Produce an exact transcription of the listing below, omitting the pictures.

-- Start of Dataset entries --

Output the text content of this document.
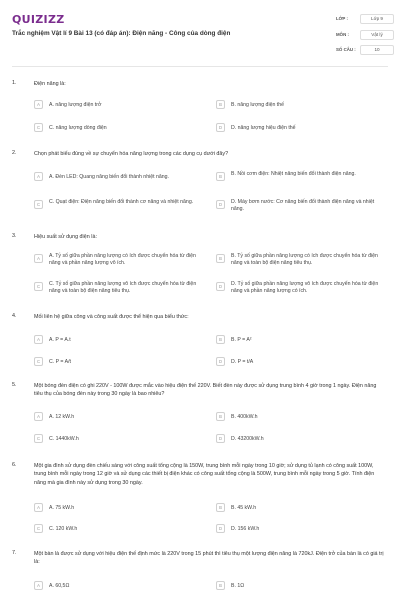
QUIZIZZ
Trắc nghiệm Vật lí 9 Bài 13 (có đáp án): Điện năng - Công của dòng điện
LỚP :	Lớp 9
MÔN :	Vật lý
SỐ CÂU :	10
1.	Điện năng là:
A	A. năng lượng điện trở	B	B. năng lượng điện thế
C	C. năng lượng dòng điện	D	D. năng lượng hiệu điện thế
2.	Chọn phát biểu đúng về sự chuyển hóa năng lượng trong các dụng cụ dưới đây?
A	A. Đèn LED: Quang năng biến đổi thành nhiệt năng.	B	B. Nồi cơm điện: Nhiệt năng biến đổi thành điện năng.
C	C. Quạt điện: Điện năng biến đổi thành cơ năng và nhiệt năng.	D	D. Máy bơm nước: Cơ năng biến đổi thành điện năng và nhiệt năng.
3.	Hiệu suất sử dụng điện là:
A	A. Tỷ số giữa phần năng lượng có ích được chuyển hóa từ điện năng và phần năng lượng vô ích.
B	B. Tỷ số giữa phần năng lượng có ích được chuyển hóa từ điện năng và toàn bộ điện năng tiêu thụ.
C	C. Tỷ số giữa phần năng lượng vô ích được chuyển hóa từ điện năng và toàn bộ điện năng tiêu thụ.
D	D. Tỷ số giữa phần năng lượng vô ích được chuyển hóa từ điện năng và phần năng lượng có ích.
4.	Mối liên hệ giữa công và công suất được thể hiện qua biểu thức:
A	A. P = A.t	B	B. P = A²
C	C. P = A/t	D	D. P = t/A
5.	Một bóng đèn điện có ghi 220V - 100W được mắc vào hiệu điện thế 220V. Biết đèn này được sử dụng trung bình 4 giờ trong 1 ngày. Điện năng tiêu thụ của bóng đèn này trong 30 ngày là bao nhiêu?
A	A. 12 kW.h	B	B. 400kW.h
C	C. 1440kW.h	D	D. 43200kW.h
6.	Một gia đình sử dụng đèn chiếu sáng với công suất tổng cộng là 150W, trung bình mỗi ngày trong 10 giờ; sử dụng tủ lạnh có công suất 100W, trung bình mỗi ngày trong 12 giờ và sử dụng các thiết bị điện khác có công suất tổng cộng là 500W, trung bình mỗi ngày trong 5 giờ. Tính điện năng mà gia đình này sử dụng trong 30 ngày.
A	A. 75 kW.h	B	B. 45 kW.h
C	C. 120 kW.h	D	D. 156 kW.h
7.	Một bàn là được sử dụng với hiệu điện thế định mức là 220V trong 15 phút thì tiêu thụ một lượng điện năng là 720kJ. Điện trở của bàn là có giá trị là:
A	A. 60,5Ω	B	B. 1Ω
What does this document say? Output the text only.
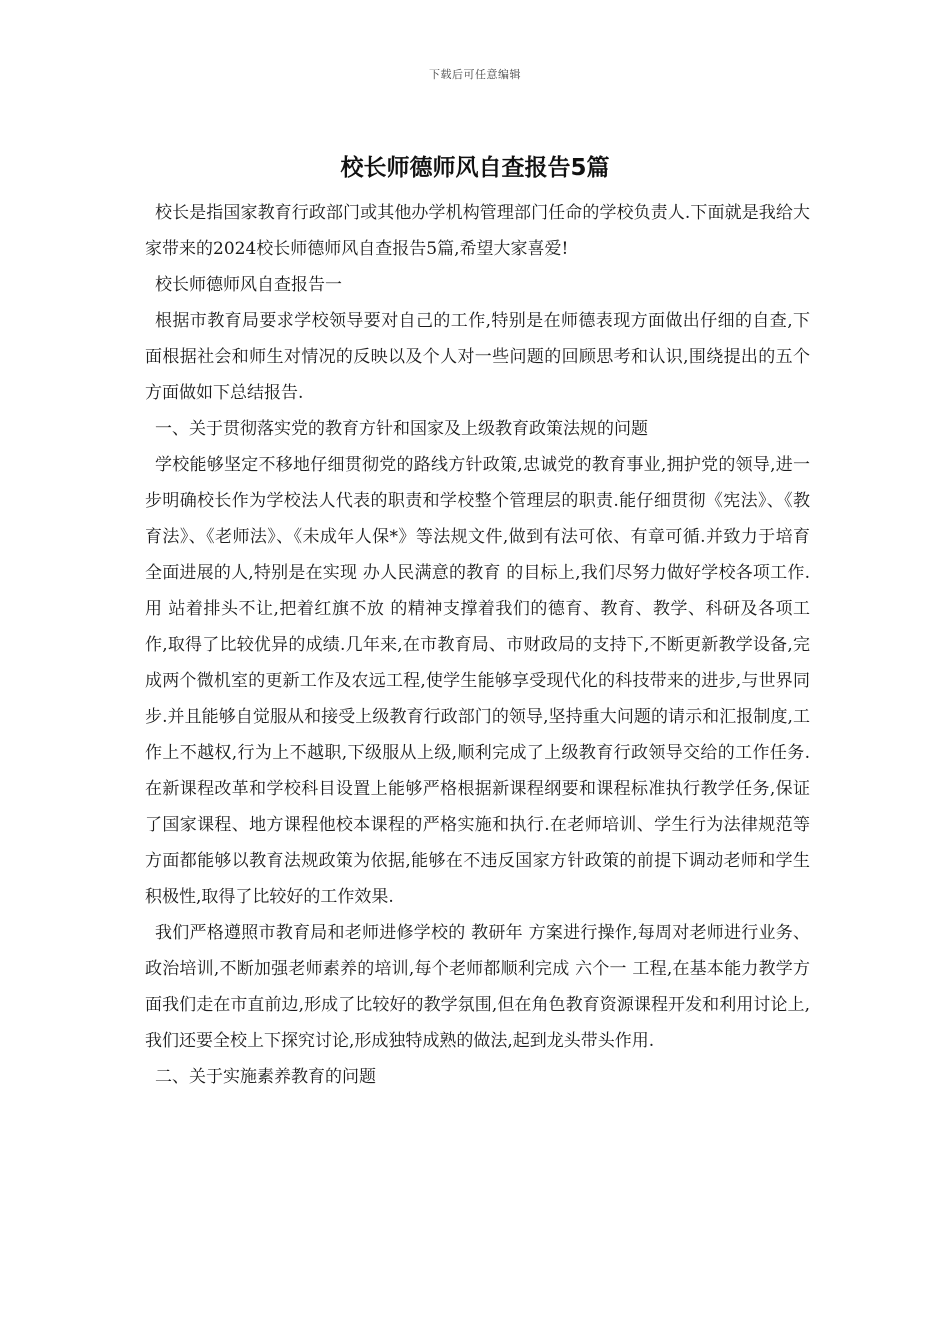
下载后可任意编辑
校长师德师风自查报告5篇

校长是指国家教育行政部门或其他办学机构管理部门任命的学校负责人.下面就是我给大家带来的2024校长师德师风自查报告5篇,希望大家喜爱!

校长师德师风自查报告一

根据市教育局要求学校领导要对自己的工作,特别是在师德表现方面做出仔细的自查,下面根据社会和师生对情况的反映以及个人对一些问题的回顾思考和认识,围绕提出的五个方面做如下总结报告.

一、关于贯彻落实党的教育方针和国家及上级教育政策法规的问题

学校能够坚定不移地仔细贯彻党的路线方针政策,忠诚党的教育事业,拥护党的领导,进一步明确校长作为学校法人代表的职责和学校整个管理层的职责.能仔细贯彻《宪法》、《教育法》、《老师法》、《未成年人保*》等法规文件,做到有法可依、有章可循.并致力于培育全面进展的人,特别是在实现 办人民满意的教育 的目标上,我们尽努力做好学校各项工作.用 站着排头不让,把着红旗不放 的精神支撑着我们的德育、教育、教学、科研及各项工作,取得了比较优异的成绩.几年来,在市教育局、市财政局的支持下,不断更新教学设备,完成两个微机室的更新工作及农远工程,使学生能够享受现代化的科技带来的进步,与世界同步.并且能够自觉服从和接受上级教育行政部门的领导,坚持重大问题的请示和汇报制度,工作上不越权,行为上不越职,下级服从上级,顺利完成了上级教育行政领导交给的工作任务.在新课程改革和学校科目设置上能够严格根据新课程纲要和课程标准执行教学任务,保证了国家课程、地方课程他校本课程的严格实施和执行.在老师培训、学生行为法律规范等方面都能够以教育法规政策为依据,能够在不违反国家方针政策的前提下调动老师和学生积极性,取得了比较好的工作效果.

我们严格遵照市教育局和老师进修学校的 教研年 方案进行操作,每周对老师进行业务、政治培训,不断加强老师素养的培训,每个老师都顺利完成 六个一 工程,在基本能力教学方面我们走在市直前边,形成了比较好的教学氛围,但在角色教育资源课程开发和利用讨论上,我们还要全校上下探究讨论,形成独特成熟的做法,起到龙头带头作用.

二、关于实施素养教育的问题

-- End of Dataset entries --

> The answer:
Output the text content of this document.
QUIZIZZ
Trắc nghiệm Vật lí 9 Bài 13 (có đáp án): Điện năng - Công của dòng điện
LỚP :	Lớp 9
MÔN :	Vật lý
SỐ CÂU :	10
1.	Điện năng là:
A	A. năng lượng điện trở	B	B. năng lượng điện thế
C	C. năng lượng dòng điện	D	D. năng lượng hiệu điện thế
2.	Chọn phát biểu đúng về sự chuyển hóa năng lượng trong các dụng cụ dưới đây?
A	A. Đèn LED: Quang năng biến đổi thành nhiệt năng.	B	B. Nồi cơm điện: Nhiệt năng biến đổi thành điện năng.
C	C. Quạt điện: Điện năng biến đổi thành cơ năng và nhiệt năng.	D	D. Máy bơm nước: Cơ năng biến đổi thành điện năng và nhiệt năng.
3.	Hiệu suất sử dụng điện là:
A	A. Tỷ số giữa phần năng lượng có ích được chuyển hóa từ điện năng và phần năng lượng vô ích.
B	B. Tỷ số giữa phần năng lượng có ích được chuyển hóa từ điện năng và toàn bộ điện năng tiêu thụ.
C	C. Tỷ số giữa phần năng lượng vô ích được chuyển hóa từ điện năng và toàn bộ điện năng tiêu thụ.
D	D. Tỷ số giữa phần năng lượng vô ích được chuyển hóa từ điện năng và phần năng lượng có ích.
4.	Mối liên hệ giữa công và công suất được thể hiện qua biểu thức:
A	A. P = A.t	B	B. P = A²
C	C. P = A/t	D	D. P = t/A
5.	Một bóng đèn điện có ghi 220V - 100W được mắc vào hiệu điện thế 220V. Biết đèn này được sử dụng trung bình 4 giờ trong 1 ngày. Điện năng tiêu thụ của bóng đèn này trong 30 ngày là bao nhiêu?
A	A. 12 kW.h	B	B. 400kW.h
C	C. 1440kW.h	D	D. 43200kW.h
6.	Một gia đình sử dụng đèn chiếu sáng với công suất tổng cộng là 150W, trung bình mỗi ngày trong 10 giờ; sử dụng tủ lạnh có công suất 100W, trung bình mỗi ngày trong 12 giờ và sử dụng các thiết bị điện khác có công suất tổng cộng là 500W, trung bình mỗi ngày trong 5 giờ. Tính điện năng mà gia đình này sử dụng trong 30 ngày.
A	A. 75 kW.h	B	B. 45 kW.h
C	C. 120 kW.h	D	D. 156 kW.h
7.	Một bàn là được sử dụng với hiệu điện thế định mức là 220V trong 15 phút thì tiêu thụ một lượng điện năng là 720kJ. Điện trở của bàn là có giá trị là:
A	A. 60,5Ω	B	B. 1Ω
What does this document say? Output the text only.
下载后可任意编辑
校长师德师风自查报告5篇

校长是指国家教育行政部门或其他办学机构管理部门任命的学校负责人.下面就是我给大家带来的2024校长师德师风自查报告5篇,希望大家喜爱!

校长师德师风自查报告一

根据市教育局要求学校领导要对自己的工作,特别是在师德表现方面做出仔细的自查,下面根据社会和师生对情况的反映以及个人对一些问题的回顾思考和认识,围绕提出的五个方面做如下总结报告.

一、关于贯彻落实党的教育方针和国家及上级教育政策法规的问题

学校能够坚定不移地仔细贯彻党的路线方针政策,忠诚党的教育事业,拥护党的领导,进一步明确校长作为学校法人代表的职责和学校整个管理层的职责.能仔细贯彻《宪法》、《教育法》、《老师法》、《未成年人保*》等法规文件,做到有法可依、有章可循.并致力于培育全面进展的人,特别是在实现 办人民满意的教育 的目标上,我们尽努力做好学校各项工作.用 站着排头不让,把着红旗不放 的精神支撑着我们的德育、教育、教学、科研及各项工作,取得了比较优异的成绩.几年来,在市教育局、市财政局的支持下,不断更新教学设备,完成两个微机室的更新工作及农远工程,使学生能够享受现代化的科技带来的进步,与世界同步.并且能够自觉服从和接受上级教育行政部门的领导,坚持重大问题的请示和汇报制度,工作上不越权,行为上不越职,下级服从上级,顺利完成了上级教育行政领导交给的工作任务.在新课程改革和学校科目设置上能够严格根据新课程纲要和课程标准执行教学任务,保证了国家课程、地方课程他校本课程的严格实施和执行.在老师培训、学生行为法律规范等方面都能够以教育法规政策为依据,能够在不违反国家方针政策的前提下调动老师和学生积极性,取得了比较好的工作效果.

我们严格遵照市教育局和老师进修学校的 教研年 方案进行操作,每周对老师进行业务、政治培训,不断加强老师素养的培训,每个老师都顺利完成 六个一 工程,在基本能力教学方面我们走在市直前边,形成了比较好的教学氛围,但在角色教育资源课程开发和利用讨论上,我们还要全校上下探究讨论,形成独特成熟的做法,起到龙头带头作用.

二、关于实施素养教育的问题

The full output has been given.